▸ What you will do
Find the word "type" in the records below. List each line containing it.

##########

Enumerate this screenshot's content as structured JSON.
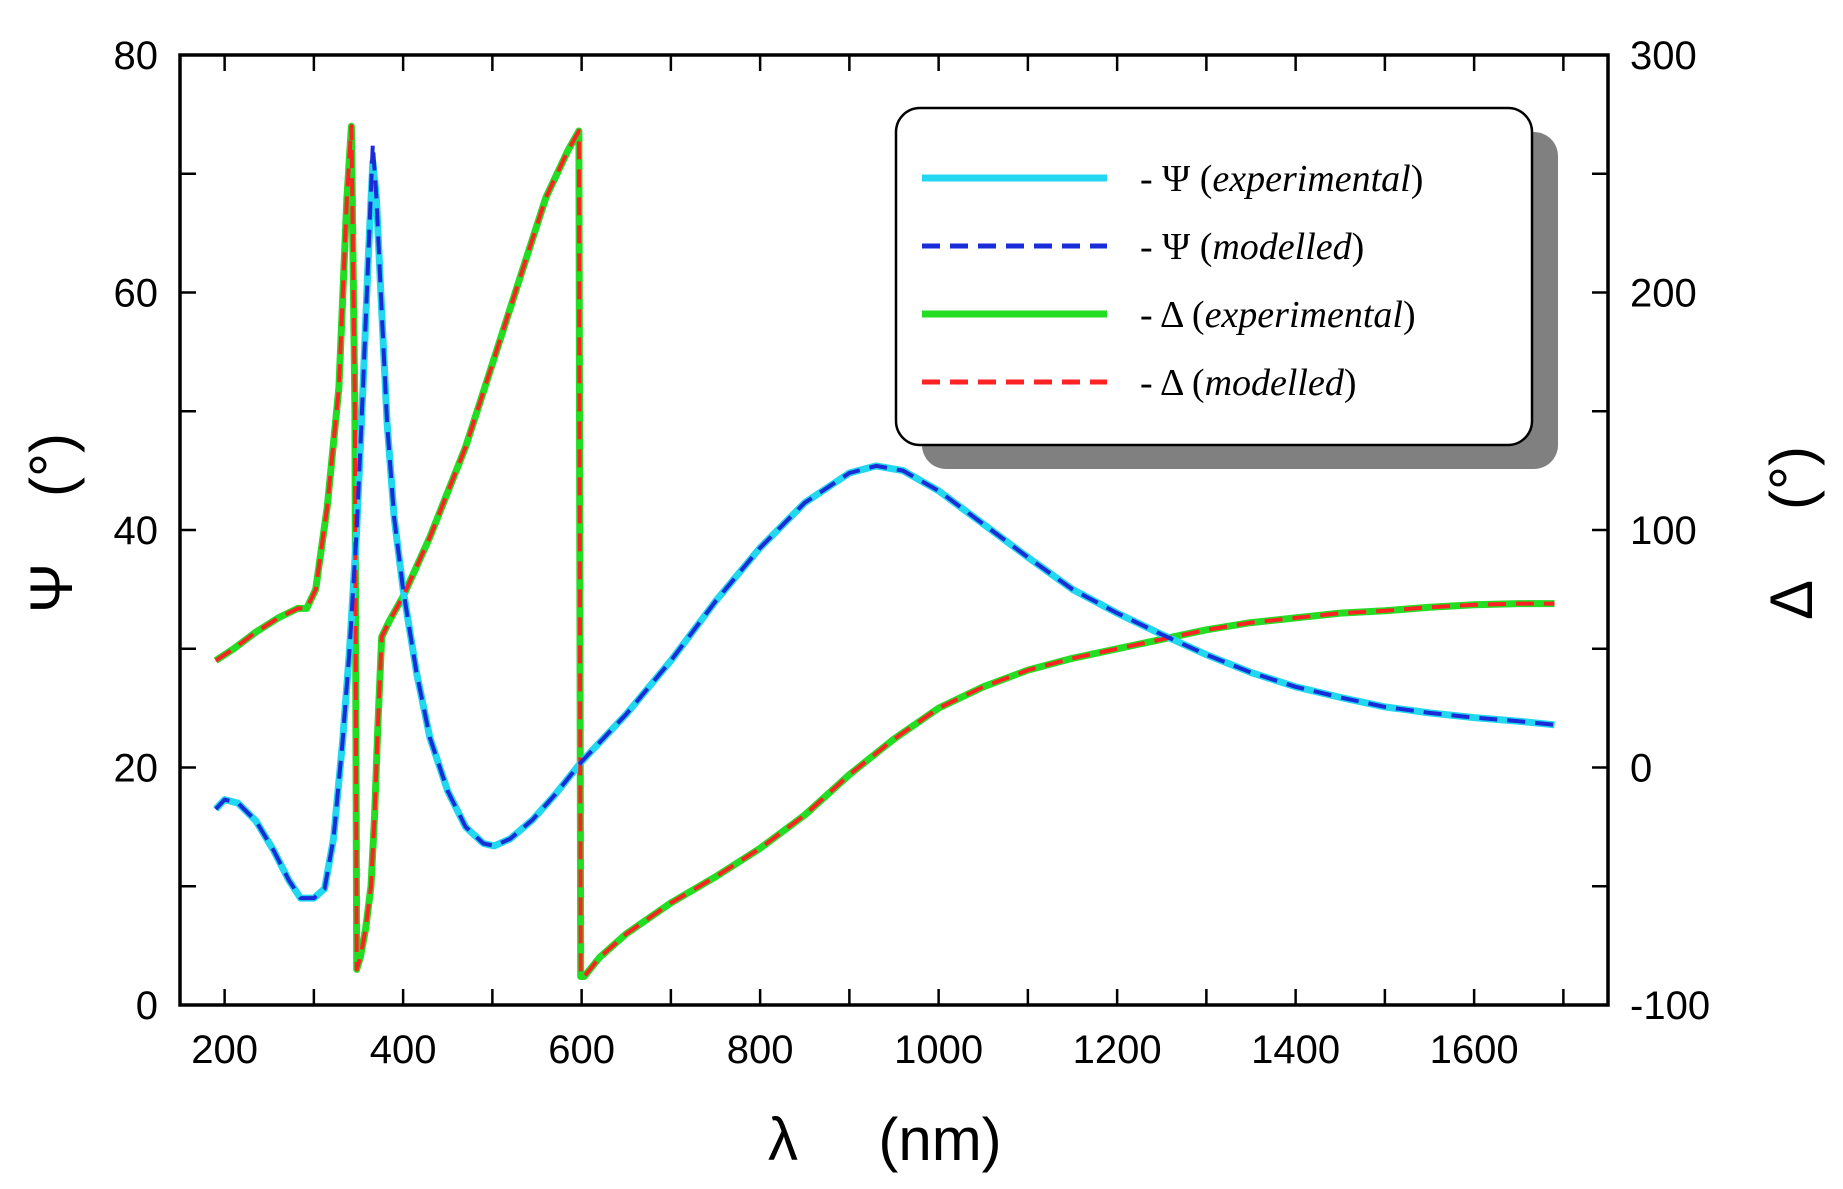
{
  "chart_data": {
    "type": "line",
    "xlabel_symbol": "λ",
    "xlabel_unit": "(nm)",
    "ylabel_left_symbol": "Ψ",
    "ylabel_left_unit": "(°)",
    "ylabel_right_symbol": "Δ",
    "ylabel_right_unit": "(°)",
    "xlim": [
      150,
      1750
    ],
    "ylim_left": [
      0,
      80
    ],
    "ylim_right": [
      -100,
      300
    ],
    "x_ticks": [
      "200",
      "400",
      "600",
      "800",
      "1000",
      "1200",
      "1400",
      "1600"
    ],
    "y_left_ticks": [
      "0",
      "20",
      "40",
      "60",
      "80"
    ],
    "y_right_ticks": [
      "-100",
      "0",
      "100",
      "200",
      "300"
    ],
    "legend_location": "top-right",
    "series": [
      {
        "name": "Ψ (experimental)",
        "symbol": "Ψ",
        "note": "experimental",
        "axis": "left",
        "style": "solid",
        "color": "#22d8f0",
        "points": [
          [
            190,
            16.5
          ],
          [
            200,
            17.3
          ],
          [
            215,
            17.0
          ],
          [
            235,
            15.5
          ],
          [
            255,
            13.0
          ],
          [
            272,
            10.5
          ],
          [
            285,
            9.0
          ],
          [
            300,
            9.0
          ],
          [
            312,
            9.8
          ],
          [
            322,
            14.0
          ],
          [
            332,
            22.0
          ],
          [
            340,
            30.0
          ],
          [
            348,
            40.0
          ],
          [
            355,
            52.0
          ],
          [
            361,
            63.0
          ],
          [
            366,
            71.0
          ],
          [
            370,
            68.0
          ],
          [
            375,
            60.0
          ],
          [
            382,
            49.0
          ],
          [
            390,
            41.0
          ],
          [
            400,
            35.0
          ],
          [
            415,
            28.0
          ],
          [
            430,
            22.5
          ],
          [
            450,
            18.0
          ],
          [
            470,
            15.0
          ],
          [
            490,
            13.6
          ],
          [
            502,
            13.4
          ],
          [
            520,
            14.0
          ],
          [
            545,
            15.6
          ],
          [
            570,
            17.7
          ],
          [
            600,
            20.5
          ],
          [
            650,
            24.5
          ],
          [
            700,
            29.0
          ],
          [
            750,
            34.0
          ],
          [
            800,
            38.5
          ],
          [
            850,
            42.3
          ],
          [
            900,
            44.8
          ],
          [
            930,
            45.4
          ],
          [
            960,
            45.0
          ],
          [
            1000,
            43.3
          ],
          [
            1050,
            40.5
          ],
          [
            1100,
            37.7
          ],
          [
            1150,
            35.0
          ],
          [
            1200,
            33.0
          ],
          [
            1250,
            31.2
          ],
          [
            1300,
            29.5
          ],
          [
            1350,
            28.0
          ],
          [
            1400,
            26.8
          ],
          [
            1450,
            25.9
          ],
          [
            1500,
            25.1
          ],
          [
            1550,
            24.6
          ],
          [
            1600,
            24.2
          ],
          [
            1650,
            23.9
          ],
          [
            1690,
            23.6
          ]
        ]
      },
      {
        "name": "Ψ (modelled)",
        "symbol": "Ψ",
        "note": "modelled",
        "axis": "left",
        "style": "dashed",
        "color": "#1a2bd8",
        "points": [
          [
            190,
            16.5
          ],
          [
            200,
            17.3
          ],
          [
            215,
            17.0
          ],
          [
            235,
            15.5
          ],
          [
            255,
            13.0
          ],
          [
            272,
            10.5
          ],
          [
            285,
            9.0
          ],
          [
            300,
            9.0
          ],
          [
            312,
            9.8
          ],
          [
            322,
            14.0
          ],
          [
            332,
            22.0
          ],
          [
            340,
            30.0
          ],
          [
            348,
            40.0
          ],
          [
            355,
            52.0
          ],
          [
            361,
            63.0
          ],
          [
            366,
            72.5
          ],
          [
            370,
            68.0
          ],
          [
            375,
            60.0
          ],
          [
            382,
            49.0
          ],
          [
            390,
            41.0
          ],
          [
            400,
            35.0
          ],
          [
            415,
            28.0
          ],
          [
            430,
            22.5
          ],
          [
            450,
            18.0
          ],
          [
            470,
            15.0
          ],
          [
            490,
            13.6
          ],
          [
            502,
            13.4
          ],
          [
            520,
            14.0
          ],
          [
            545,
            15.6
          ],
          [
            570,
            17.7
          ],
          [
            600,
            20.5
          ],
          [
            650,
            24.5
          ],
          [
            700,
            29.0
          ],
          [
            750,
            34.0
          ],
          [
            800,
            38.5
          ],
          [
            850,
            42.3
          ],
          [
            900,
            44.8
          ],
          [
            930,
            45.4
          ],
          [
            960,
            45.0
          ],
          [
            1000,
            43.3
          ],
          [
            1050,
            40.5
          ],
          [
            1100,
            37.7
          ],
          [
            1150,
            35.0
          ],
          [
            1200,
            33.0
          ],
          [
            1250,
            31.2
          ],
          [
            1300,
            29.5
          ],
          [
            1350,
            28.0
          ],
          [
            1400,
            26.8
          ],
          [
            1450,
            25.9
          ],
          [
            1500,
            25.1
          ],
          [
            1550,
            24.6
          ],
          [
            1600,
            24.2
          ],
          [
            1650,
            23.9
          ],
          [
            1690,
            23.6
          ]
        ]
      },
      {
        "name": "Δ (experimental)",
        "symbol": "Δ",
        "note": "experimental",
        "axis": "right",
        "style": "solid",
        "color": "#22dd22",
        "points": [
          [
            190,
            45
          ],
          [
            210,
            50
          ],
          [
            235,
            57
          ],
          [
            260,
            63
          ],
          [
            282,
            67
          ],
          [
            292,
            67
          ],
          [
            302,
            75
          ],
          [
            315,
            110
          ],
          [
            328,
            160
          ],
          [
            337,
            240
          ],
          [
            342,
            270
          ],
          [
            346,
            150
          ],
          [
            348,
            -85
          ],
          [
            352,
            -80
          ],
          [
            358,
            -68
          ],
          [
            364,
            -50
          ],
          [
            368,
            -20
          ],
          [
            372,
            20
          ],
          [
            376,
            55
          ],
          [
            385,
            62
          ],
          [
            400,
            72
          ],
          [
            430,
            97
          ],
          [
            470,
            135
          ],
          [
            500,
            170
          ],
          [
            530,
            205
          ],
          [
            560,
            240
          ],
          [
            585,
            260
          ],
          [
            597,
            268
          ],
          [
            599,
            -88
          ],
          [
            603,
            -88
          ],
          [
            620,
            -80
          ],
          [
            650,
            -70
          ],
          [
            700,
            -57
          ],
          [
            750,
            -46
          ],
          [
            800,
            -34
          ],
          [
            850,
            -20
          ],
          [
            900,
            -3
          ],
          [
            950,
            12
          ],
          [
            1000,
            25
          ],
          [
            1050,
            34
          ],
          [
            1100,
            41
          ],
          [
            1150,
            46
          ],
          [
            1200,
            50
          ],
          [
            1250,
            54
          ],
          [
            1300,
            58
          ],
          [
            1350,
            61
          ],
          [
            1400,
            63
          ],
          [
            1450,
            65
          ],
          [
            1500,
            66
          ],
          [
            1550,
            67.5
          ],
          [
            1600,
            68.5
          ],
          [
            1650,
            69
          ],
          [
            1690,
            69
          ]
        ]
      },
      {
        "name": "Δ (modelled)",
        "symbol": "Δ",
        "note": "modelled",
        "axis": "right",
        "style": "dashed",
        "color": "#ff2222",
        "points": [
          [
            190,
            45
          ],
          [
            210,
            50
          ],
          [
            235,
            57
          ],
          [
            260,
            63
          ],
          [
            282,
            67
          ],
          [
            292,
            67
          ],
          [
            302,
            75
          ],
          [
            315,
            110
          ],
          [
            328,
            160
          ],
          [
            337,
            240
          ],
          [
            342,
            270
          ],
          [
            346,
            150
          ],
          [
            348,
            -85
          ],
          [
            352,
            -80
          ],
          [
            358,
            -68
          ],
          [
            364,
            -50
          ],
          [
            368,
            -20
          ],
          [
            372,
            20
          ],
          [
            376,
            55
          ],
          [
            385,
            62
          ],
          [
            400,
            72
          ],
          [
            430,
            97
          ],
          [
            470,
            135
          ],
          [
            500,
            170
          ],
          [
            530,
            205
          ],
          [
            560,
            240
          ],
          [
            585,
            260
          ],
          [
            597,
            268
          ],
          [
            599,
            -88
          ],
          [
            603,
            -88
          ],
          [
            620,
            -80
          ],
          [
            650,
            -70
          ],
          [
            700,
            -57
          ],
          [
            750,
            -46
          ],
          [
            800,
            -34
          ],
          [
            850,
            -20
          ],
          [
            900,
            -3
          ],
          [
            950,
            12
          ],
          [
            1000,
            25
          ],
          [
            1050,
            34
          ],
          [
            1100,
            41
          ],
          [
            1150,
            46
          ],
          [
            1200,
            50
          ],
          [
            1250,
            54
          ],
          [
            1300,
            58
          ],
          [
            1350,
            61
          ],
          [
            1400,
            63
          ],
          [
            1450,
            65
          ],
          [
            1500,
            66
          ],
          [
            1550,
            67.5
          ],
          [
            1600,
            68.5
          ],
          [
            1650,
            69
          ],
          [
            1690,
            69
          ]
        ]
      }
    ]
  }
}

##########

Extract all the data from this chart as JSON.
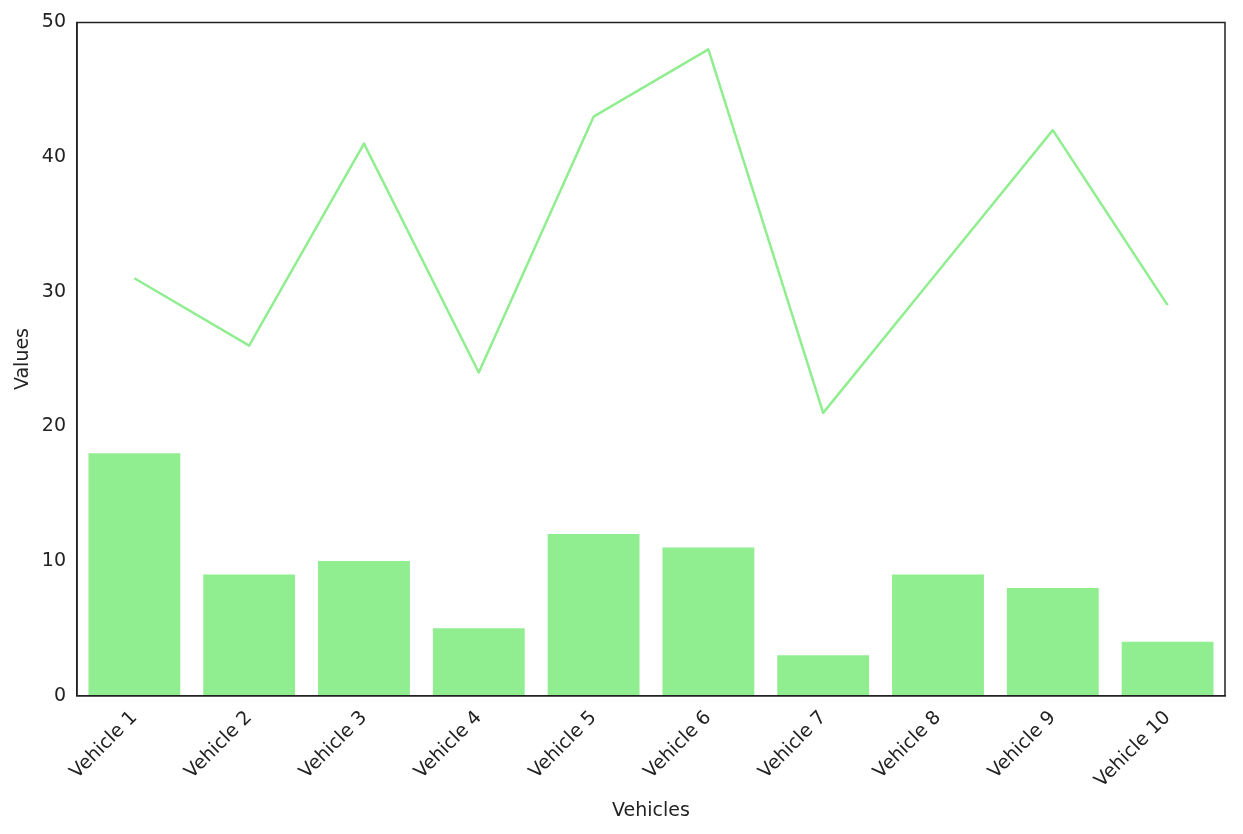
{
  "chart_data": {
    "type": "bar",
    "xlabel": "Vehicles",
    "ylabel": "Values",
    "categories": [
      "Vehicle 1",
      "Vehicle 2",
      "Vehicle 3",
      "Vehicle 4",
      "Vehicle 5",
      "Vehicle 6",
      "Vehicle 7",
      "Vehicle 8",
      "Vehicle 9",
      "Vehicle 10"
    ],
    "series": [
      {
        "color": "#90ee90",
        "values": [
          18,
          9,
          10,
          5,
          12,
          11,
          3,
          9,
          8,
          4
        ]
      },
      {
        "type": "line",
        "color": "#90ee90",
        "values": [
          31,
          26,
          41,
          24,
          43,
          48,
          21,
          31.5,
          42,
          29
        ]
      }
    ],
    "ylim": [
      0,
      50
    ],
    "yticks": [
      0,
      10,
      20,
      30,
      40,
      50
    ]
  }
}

##########

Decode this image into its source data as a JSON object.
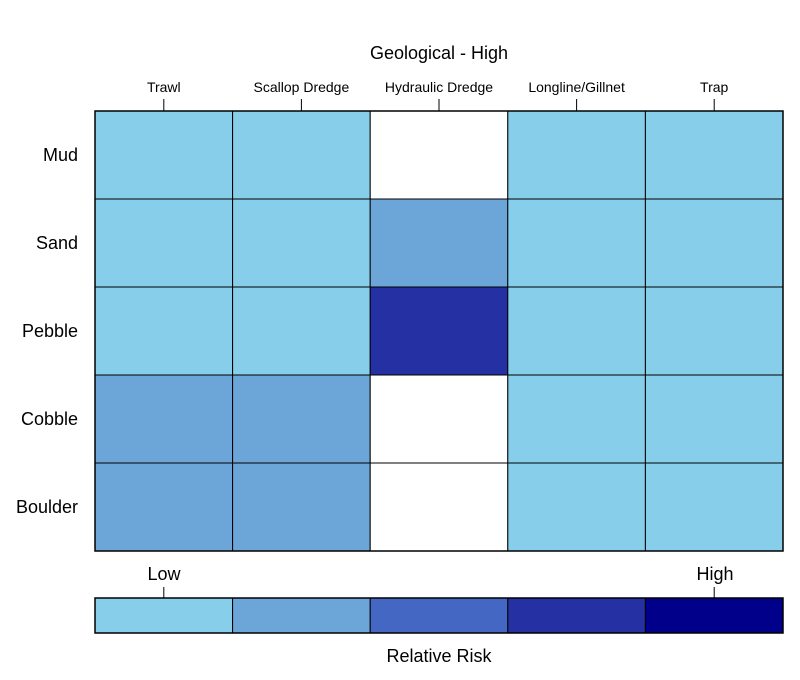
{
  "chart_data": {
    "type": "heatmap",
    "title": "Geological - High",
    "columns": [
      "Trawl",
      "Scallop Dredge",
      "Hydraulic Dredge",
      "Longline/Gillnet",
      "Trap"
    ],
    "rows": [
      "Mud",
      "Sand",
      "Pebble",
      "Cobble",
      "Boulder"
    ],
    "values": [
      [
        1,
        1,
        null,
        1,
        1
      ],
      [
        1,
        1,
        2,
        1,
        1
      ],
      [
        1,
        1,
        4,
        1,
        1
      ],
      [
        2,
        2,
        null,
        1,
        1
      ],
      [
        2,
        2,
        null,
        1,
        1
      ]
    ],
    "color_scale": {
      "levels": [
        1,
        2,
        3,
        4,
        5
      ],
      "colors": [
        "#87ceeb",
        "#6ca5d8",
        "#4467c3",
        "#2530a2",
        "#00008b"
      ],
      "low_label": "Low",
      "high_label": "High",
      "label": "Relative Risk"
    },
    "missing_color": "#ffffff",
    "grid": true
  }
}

##########

▸ Solution for this exercise
    "type": "line",
    "type": "bar",
        "type": "line",
    "type": "heatmap",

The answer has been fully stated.